▸ Exercise objective
Look at the entries below and reproduce them exactly.

>> start

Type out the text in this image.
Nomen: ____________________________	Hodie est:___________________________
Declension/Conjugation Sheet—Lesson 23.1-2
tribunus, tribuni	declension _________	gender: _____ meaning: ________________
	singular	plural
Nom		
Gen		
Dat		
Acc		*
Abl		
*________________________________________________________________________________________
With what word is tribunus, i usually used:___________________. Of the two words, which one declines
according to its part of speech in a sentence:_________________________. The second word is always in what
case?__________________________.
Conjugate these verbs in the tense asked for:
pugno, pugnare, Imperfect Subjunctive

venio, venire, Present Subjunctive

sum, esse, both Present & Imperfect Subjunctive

>> end

▸ Full output
Type out the text in this image.
Nomen: ____________________________	Hodie est:___________________________
Declension/Conjugation Sheet—Lesson 23.1-2
tribunus, tribuni	declension _________	gender: _____ meaning: ________________
	singular	plural
Nom		
Gen		
Dat		
Acc		*
Abl		
*________________________________________________________________________________________
With what word is tribunus, i usually used:___________________. Of the two words, which one declines
according to its part of speech in a sentence:_________________________. The second word is always in what
case?__________________________.
Conjugate these verbs in the tense asked for:
pugno, pugnare, Imperfect Subjunctive

venio, venire, Present Subjunctive

sum, esse, both Present & Imperfect Subjunctive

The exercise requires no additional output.